[Source records]
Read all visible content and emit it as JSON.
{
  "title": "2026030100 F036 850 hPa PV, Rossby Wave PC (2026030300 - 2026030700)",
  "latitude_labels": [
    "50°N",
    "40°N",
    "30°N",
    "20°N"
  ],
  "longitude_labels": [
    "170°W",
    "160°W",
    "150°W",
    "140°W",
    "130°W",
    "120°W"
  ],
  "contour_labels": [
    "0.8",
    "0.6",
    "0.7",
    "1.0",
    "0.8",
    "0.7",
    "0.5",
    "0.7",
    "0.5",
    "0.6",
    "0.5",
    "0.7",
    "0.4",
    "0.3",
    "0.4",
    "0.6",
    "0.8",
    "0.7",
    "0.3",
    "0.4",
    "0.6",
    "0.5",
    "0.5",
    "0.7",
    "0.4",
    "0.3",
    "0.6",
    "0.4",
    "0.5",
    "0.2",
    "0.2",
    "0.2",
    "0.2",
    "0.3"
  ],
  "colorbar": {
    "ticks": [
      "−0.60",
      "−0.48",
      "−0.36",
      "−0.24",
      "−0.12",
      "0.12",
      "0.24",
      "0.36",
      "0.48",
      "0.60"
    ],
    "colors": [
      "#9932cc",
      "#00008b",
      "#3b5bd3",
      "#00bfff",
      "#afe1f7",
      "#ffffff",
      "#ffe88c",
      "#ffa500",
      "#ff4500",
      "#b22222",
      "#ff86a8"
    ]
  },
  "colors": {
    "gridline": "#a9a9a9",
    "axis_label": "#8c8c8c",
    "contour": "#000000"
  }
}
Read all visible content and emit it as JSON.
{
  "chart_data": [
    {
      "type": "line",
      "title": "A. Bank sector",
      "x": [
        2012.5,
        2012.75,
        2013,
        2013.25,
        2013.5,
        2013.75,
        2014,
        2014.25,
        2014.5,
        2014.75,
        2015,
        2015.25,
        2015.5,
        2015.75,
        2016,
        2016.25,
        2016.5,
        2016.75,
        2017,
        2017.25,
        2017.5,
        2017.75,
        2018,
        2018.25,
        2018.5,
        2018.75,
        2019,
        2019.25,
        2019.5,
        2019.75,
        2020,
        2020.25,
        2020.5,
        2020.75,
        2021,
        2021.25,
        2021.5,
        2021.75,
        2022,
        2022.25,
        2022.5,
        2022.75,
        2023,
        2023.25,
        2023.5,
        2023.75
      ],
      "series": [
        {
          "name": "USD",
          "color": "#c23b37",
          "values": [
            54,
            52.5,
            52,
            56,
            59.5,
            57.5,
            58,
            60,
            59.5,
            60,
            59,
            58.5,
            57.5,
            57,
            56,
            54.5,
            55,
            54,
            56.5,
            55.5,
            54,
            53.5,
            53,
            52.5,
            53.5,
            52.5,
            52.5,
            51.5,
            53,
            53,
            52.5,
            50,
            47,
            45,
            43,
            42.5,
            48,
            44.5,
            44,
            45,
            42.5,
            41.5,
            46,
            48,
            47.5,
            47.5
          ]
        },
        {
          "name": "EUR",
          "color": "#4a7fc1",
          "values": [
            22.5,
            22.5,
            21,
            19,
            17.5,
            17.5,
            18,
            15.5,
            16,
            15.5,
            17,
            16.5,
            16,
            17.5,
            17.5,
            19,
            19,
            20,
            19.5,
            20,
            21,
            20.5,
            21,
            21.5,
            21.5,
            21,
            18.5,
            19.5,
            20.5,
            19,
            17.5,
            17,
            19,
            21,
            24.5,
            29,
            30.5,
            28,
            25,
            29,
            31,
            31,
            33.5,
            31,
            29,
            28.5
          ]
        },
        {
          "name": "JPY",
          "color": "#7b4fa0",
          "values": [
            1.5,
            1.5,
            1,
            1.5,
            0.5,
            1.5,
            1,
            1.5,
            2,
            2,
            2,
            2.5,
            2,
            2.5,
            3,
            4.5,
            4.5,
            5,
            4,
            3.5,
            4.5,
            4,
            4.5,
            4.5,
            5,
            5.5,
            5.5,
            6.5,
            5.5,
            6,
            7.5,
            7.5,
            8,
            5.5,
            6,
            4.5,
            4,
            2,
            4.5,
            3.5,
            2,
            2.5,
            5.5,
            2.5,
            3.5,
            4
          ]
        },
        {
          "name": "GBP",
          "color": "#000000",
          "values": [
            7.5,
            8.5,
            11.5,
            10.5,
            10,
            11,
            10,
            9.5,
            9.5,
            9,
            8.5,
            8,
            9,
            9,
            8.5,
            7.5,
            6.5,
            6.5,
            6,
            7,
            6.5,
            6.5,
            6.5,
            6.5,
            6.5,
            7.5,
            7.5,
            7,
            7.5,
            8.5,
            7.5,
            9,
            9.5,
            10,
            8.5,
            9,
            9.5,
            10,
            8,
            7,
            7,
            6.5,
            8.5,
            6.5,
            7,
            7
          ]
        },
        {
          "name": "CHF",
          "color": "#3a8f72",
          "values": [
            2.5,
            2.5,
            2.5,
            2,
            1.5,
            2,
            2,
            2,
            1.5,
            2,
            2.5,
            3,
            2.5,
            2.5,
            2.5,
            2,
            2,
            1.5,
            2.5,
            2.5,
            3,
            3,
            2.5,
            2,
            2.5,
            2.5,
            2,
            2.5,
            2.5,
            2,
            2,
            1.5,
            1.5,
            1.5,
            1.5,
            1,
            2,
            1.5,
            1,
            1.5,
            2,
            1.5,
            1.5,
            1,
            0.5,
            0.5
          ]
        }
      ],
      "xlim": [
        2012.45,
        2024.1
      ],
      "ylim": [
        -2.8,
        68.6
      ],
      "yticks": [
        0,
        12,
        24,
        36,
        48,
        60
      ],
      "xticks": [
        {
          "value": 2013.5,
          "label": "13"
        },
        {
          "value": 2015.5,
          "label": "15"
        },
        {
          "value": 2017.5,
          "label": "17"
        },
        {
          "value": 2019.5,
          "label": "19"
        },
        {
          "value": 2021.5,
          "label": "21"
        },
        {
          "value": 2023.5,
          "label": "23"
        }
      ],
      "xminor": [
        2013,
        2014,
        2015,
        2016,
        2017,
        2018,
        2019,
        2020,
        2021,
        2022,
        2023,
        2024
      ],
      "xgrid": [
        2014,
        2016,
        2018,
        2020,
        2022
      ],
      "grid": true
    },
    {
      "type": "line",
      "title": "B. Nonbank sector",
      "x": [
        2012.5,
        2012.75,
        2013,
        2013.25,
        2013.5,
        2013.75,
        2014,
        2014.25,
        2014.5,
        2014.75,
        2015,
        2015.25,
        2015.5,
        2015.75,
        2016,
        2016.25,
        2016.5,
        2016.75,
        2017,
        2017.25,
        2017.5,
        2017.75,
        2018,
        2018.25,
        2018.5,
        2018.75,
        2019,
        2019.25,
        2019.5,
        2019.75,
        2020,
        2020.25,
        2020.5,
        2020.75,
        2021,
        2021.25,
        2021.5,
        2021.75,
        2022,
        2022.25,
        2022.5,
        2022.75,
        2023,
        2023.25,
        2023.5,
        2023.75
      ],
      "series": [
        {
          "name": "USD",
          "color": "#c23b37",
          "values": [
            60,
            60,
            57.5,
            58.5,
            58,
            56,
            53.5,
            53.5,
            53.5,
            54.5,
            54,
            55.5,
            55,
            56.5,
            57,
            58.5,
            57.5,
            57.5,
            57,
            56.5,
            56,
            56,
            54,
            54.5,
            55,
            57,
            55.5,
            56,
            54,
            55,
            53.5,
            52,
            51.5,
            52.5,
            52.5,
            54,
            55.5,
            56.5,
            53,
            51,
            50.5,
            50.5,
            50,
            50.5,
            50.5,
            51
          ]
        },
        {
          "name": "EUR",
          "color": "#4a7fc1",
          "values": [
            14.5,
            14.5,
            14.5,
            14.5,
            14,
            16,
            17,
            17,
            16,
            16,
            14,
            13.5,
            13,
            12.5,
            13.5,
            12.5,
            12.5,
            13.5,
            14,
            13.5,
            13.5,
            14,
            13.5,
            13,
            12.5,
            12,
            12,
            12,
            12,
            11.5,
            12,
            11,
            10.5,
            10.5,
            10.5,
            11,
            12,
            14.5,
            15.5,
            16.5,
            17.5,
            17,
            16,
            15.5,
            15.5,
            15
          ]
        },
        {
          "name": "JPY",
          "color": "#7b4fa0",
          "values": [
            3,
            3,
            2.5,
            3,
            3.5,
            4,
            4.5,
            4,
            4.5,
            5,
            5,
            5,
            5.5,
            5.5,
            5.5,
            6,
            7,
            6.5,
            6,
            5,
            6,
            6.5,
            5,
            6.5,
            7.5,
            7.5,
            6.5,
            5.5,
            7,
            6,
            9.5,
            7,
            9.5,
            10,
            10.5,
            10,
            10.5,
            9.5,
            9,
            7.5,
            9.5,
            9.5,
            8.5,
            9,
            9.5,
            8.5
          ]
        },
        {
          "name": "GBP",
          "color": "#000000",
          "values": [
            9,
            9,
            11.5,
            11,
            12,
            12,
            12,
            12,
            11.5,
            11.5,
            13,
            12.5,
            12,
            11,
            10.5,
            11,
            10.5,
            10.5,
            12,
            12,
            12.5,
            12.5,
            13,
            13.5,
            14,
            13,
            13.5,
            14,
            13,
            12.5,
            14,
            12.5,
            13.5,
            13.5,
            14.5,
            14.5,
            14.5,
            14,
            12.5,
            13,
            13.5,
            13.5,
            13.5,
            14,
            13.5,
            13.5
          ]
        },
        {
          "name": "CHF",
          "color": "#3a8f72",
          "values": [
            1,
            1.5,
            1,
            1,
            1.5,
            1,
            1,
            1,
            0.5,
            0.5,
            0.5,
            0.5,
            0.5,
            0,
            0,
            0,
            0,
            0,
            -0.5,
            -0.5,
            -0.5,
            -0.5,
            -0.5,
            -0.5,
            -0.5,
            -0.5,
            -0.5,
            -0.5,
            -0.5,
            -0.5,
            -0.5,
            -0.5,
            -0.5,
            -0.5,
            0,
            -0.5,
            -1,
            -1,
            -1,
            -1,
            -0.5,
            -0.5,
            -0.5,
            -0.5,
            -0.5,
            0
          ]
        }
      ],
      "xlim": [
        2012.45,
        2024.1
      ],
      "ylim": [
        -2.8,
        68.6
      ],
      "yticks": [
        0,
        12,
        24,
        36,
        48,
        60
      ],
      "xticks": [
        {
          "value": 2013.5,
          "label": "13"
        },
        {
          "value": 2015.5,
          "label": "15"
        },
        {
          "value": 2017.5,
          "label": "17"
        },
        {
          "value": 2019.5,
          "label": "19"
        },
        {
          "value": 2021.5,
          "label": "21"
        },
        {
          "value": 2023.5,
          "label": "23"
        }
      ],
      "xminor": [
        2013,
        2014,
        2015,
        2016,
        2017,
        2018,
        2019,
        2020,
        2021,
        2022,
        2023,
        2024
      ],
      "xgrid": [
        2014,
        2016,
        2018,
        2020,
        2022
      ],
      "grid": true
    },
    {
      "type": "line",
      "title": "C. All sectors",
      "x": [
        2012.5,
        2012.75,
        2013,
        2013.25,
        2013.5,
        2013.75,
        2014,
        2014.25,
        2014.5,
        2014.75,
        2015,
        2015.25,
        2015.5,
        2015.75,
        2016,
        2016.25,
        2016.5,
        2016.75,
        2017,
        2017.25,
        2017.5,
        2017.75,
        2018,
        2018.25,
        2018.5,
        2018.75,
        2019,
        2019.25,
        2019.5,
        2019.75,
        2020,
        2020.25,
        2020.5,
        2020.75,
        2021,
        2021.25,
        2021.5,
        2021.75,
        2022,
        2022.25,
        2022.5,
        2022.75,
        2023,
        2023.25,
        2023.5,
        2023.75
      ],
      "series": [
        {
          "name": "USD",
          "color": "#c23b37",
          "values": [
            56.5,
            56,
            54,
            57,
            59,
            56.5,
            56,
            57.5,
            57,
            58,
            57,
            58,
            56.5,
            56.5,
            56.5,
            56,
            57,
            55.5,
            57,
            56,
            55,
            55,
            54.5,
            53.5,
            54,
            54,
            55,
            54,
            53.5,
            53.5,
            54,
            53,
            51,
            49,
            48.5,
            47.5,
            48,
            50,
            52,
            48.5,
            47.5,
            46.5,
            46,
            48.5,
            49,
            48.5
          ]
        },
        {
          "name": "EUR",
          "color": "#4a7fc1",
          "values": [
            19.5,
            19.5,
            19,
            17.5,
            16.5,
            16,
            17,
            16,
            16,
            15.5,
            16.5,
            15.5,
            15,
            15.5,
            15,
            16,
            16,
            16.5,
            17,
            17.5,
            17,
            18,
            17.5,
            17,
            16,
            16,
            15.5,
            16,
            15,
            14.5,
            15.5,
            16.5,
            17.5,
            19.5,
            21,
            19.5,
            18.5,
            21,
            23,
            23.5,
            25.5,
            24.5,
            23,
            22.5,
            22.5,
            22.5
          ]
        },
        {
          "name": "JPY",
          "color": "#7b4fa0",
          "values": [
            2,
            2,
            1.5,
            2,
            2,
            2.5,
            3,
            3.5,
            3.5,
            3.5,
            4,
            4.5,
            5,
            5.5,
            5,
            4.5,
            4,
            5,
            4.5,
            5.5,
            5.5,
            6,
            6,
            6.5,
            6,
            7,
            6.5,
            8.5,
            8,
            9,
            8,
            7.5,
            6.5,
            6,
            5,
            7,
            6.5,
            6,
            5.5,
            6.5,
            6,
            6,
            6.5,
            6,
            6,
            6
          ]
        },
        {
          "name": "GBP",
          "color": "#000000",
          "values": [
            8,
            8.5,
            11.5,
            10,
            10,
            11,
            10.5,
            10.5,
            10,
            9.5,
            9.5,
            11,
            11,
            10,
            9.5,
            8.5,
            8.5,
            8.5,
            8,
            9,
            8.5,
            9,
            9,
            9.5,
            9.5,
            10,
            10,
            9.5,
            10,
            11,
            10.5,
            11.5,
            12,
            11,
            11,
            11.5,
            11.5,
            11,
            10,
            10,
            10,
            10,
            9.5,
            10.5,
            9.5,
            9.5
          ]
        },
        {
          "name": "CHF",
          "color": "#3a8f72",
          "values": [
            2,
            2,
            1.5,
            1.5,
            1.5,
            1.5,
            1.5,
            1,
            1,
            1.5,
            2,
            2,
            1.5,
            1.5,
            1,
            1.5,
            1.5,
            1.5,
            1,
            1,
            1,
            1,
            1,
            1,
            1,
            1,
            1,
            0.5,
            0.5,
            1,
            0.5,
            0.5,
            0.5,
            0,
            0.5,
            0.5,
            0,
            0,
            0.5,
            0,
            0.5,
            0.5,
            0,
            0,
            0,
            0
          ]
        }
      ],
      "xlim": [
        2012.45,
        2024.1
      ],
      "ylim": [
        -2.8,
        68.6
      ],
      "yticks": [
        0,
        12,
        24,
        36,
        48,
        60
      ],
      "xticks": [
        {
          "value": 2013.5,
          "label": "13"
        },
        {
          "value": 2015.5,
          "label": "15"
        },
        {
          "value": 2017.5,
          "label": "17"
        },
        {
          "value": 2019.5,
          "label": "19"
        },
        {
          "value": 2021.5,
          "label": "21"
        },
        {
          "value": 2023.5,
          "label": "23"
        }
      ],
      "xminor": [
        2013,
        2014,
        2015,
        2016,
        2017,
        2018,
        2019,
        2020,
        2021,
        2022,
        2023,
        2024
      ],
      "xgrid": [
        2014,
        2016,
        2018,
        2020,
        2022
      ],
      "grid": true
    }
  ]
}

Aim —
Look through the data above. Copy every line with the string "title" in it.

Complete answer —
  "title": "2026030100 F036 850 hPa PV, Rossby Wave PC (2026030300 - 2026030700)",
      "title": "A. Bank sector",
      "title": "B. Nonbank sector",
      "title": "C. All sectors",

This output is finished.